• Exercise requirements:
Each entry below should be echoed exactly, with pictures omitted.

[start Listed entries]

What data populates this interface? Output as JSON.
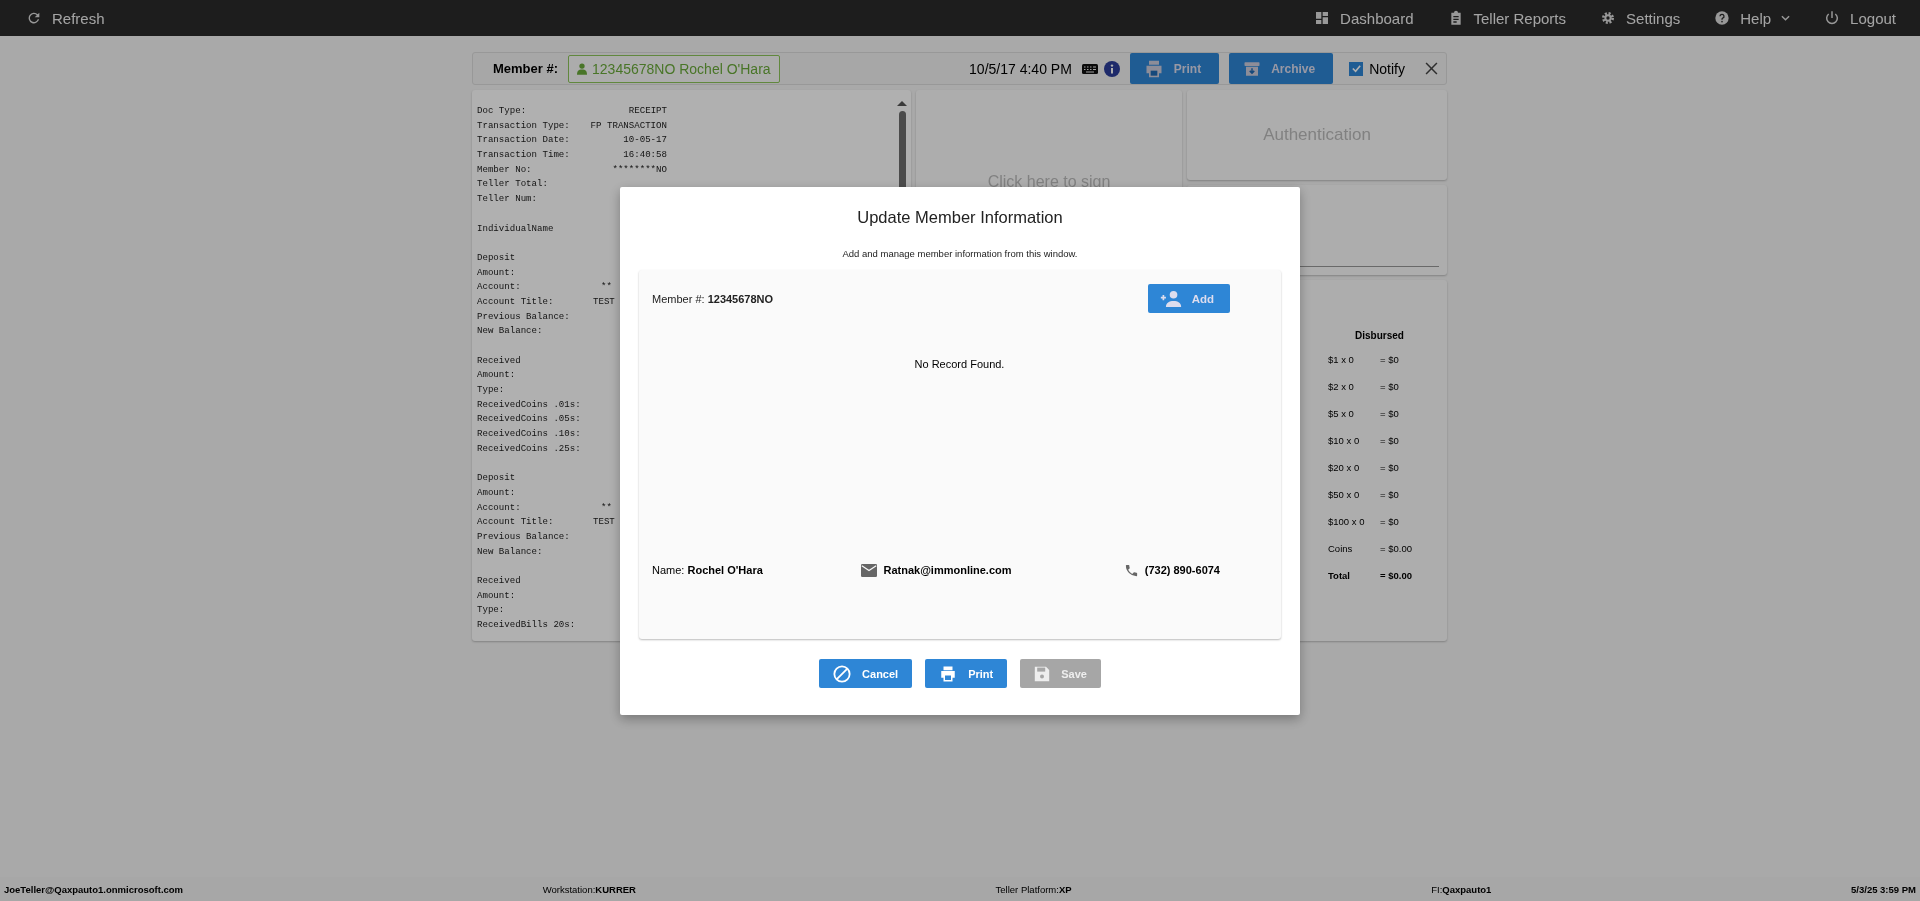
{
  "nav": {
    "left": [
      {
        "label": "Refresh"
      }
    ],
    "right": [
      {
        "label": "Dashboard",
        "has_menu": false
      },
      {
        "label": "Teller Reports",
        "has_menu": false
      },
      {
        "label": "Settings",
        "has_menu": false
      },
      {
        "label": "Help",
        "has_menu": true
      },
      {
        "label": "Logout",
        "has_menu": false
      }
    ]
  },
  "member_bar": {
    "label": "Member #:",
    "member": "12345678NO Rochel O'Hara",
    "datetime": "10/5/17 4:40 PM",
    "buttons": [
      {
        "label": "Print"
      },
      {
        "label": "Archive"
      }
    ],
    "notify": {
      "label": "Notify",
      "checked": true
    }
  },
  "receipt": {
    "sections": [
      [
        {
          "label": "Doc Type:",
          "value": "RECEIPT",
          "kind": "full"
        },
        {
          "label": "Transaction Type:",
          "value": "FP TRANSACTION",
          "kind": "full"
        },
        {
          "label": "Transaction Date:",
          "value": "10-05-17",
          "kind": "full"
        },
        {
          "label": "Transaction Time:",
          "value": "16:40:58",
          "kind": "full"
        },
        {
          "label": "Member No:",
          "value": "********NO",
          "kind": "full"
        },
        {
          "label": "Teller Total:"
        },
        {
          "label": "Teller Num:"
        }
      ],
      [
        {
          "label": "IndividualName"
        }
      ],
      [
        {
          "label": "Deposit"
        },
        {
          "label": "Amount:"
        },
        {
          "label": "Account:",
          "value": "**",
          "kind": "cut"
        },
        {
          "label": "Account Title:",
          "value": "TEST",
          "kind": "cut_far"
        },
        {
          "label": "Previous Balance:"
        },
        {
          "label": "New Balance:"
        }
      ],
      [
        {
          "label": "Received"
        },
        {
          "label": "Amount:"
        },
        {
          "label": "Type:"
        },
        {
          "label": "ReceivedCoins .01s:"
        },
        {
          "label": "ReceivedCoins .05s:"
        },
        {
          "label": "ReceivedCoins .10s:"
        },
        {
          "label": "ReceivedCoins .25s:"
        }
      ],
      [
        {
          "label": "Deposit"
        },
        {
          "label": "Amount:"
        },
        {
          "label": "Account:",
          "value": "**",
          "kind": "cut"
        },
        {
          "label": "Account Title:",
          "value": "TEST",
          "kind": "cut_far"
        },
        {
          "label": "Previous Balance:"
        },
        {
          "label": "New Balance:"
        }
      ],
      [
        {
          "label": "Received"
        },
        {
          "label": "Amount:"
        },
        {
          "label": "Type:"
        },
        {
          "label": "ReceivedBills 20s:"
        }
      ]
    ]
  },
  "sign_panel": {
    "text": "Click here to sign"
  },
  "auth_panel": {
    "text": "Authentication"
  },
  "disbursed": {
    "heading": "Disbursed",
    "rows": [
      {
        "item": "$1 x 0",
        "amount": "= $0",
        "kind": "line"
      },
      {
        "item": "$2 x 0",
        "amount": "= $0",
        "kind": "line"
      },
      {
        "item": "$5 x 0",
        "amount": "= $0",
        "kind": "line"
      },
      {
        "item": "$10 x 0",
        "amount": "= $0",
        "kind": "line"
      },
      {
        "item": "$20 x 0",
        "amount": "= $0",
        "kind": "line"
      },
      {
        "item": "$50 x 0",
        "amount": "= $0",
        "kind": "line"
      },
      {
        "item": "$100 x 0",
        "amount": "= $0",
        "kind": "line"
      },
      {
        "item": "Coins",
        "amount": "= $0.00",
        "kind": "line"
      },
      {
        "item": "Total",
        "amount": "= $0.00",
        "kind": "total"
      }
    ]
  },
  "modal": {
    "title": "Update Member Information",
    "subtitle": "Add and manage member information from this window.",
    "member_label": "Member #:",
    "member_number": "12345678NO",
    "add_button": "Add",
    "empty_message": "No Record Found.",
    "name_label": "Name:",
    "name": "Rochel O'Hara",
    "email": "Ratnak@immonline.com",
    "phone": "(732) 890-6074",
    "buttons": [
      {
        "label": "Cancel",
        "disabled": false
      },
      {
        "label": "Print",
        "disabled": false
      },
      {
        "label": "Save",
        "disabled": true
      }
    ]
  },
  "status_bar": [
    {
      "value": "JoeTeller@Qaxpauto1.onmicrosoft.com"
    },
    {
      "label": "Workstation:",
      "value": "KURRER"
    },
    {
      "label": "Teller Platform:",
      "value": "XP"
    },
    {
      "label": "FI:",
      "value": "Qaxpauto1"
    },
    {
      "value": "5/3/25 3:59 PM"
    }
  ]
}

[end Listed entries]

• Solution to this problem:
What data populates this interface? Output as JSON.
{
  "nav": {
    "left": [
      {
        "label": "Refresh"
      }
    ],
    "right": [
      {
        "label": "Dashboard",
        "has_menu": false
      },
      {
        "label": "Teller Reports",
        "has_menu": false
      },
      {
        "label": "Settings",
        "has_menu": false
      },
      {
        "label": "Help",
        "has_menu": true
      },
      {
        "label": "Logout",
        "has_menu": false
      }
    ]
  },
  "member_bar": {
    "label": "Member #:",
    "member": "12345678NO Rochel O'Hara",
    "datetime": "10/5/17 4:40 PM",
    "buttons": [
      {
        "label": "Print"
      },
      {
        "label": "Archive"
      }
    ],
    "notify": {
      "label": "Notify",
      "checked": true
    }
  },
  "receipt": {
    "sections": [
      [
        {
          "label": "Doc Type:",
          "value": "RECEIPT",
          "kind": "full"
        },
        {
          "label": "Transaction Type:",
          "value": "FP TRANSACTION",
          "kind": "full"
        },
        {
          "label": "Transaction Date:",
          "value": "10-05-17",
          "kind": "full"
        },
        {
          "label": "Transaction Time:",
          "value": "16:40:58",
          "kind": "full"
        },
        {
          "label": "Member No:",
          "value": "********NO",
          "kind": "full"
        },
        {
          "label": "Teller Total:"
        },
        {
          "label": "Teller Num:"
        }
      ],
      [
        {
          "label": "IndividualName"
        }
      ],
      [
        {
          "label": "Deposit"
        },
        {
          "label": "Amount:"
        },
        {
          "label": "Account:",
          "value": "**",
          "kind": "cut"
        },
        {
          "label": "Account Title:",
          "value": "TEST",
          "kind": "cut_far"
        },
        {
          "label": "Previous Balance:"
        },
        {
          "label": "New Balance:"
        }
      ],
      [
        {
          "label": "Received"
        },
        {
          "label": "Amount:"
        },
        {
          "label": "Type:"
        },
        {
          "label": "ReceivedCoins .01s:"
        },
        {
          "label": "ReceivedCoins .05s:"
        },
        {
          "label": "ReceivedCoins .10s:"
        },
        {
          "label": "ReceivedCoins .25s:"
        }
      ],
      [
        {
          "label": "Deposit"
        },
        {
          "label": "Amount:"
        },
        {
          "label": "Account:",
          "value": "**",
          "kind": "cut"
        },
        {
          "label": "Account Title:",
          "value": "TEST",
          "kind": "cut_far"
        },
        {
          "label": "Previous Balance:"
        },
        {
          "label": "New Balance:"
        }
      ],
      [
        {
          "label": "Received"
        },
        {
          "label": "Amount:"
        },
        {
          "label": "Type:"
        },
        {
          "label": "ReceivedBills 20s:"
        }
      ]
    ]
  },
  "sign_panel": {
    "text": "Click here to sign"
  },
  "auth_panel": {
    "text": "Authentication"
  },
  "disbursed": {
    "heading": "Disbursed",
    "rows": [
      {
        "item": "$1 x 0",
        "amount": "= $0",
        "kind": "line"
      },
      {
        "item": "$2 x 0",
        "amount": "= $0",
        "kind": "line"
      },
      {
        "item": "$5 x 0",
        "amount": "= $0",
        "kind": "line"
      },
      {
        "item": "$10 x 0",
        "amount": "= $0",
        "kind": "line"
      },
      {
        "item": "$20 x 0",
        "amount": "= $0",
        "kind": "line"
      },
      {
        "item": "$50 x 0",
        "amount": "= $0",
        "kind": "line"
      },
      {
        "item": "$100 x 0",
        "amount": "= $0",
        "kind": "line"
      },
      {
        "item": "Coins",
        "amount": "= $0.00",
        "kind": "line"
      },
      {
        "item": "Total",
        "amount": "= $0.00",
        "kind": "total"
      }
    ]
  },
  "modal": {
    "title": "Update Member Information",
    "subtitle": "Add and manage member information from this window.",
    "member_label": "Member #:",
    "member_number": "12345678NO",
    "add_button": "Add",
    "empty_message": "No Record Found.",
    "name_label": "Name:",
    "name": "Rochel O'Hara",
    "email": "Ratnak@immonline.com",
    "phone": "(732) 890-6074",
    "buttons": [
      {
        "label": "Cancel",
        "disabled": false
      },
      {
        "label": "Print",
        "disabled": false
      },
      {
        "label": "Save",
        "disabled": true
      }
    ]
  },
  "status_bar": [
    {
      "value": "JoeTeller@Qaxpauto1.onmicrosoft.com"
    },
    {
      "label": "Workstation:",
      "value": "KURRER"
    },
    {
      "label": "Teller Platform:",
      "value": "XP"
    },
    {
      "label": "FI:",
      "value": "Qaxpauto1"
    },
    {
      "value": "5/3/25 3:59 PM"
    }
  ]
}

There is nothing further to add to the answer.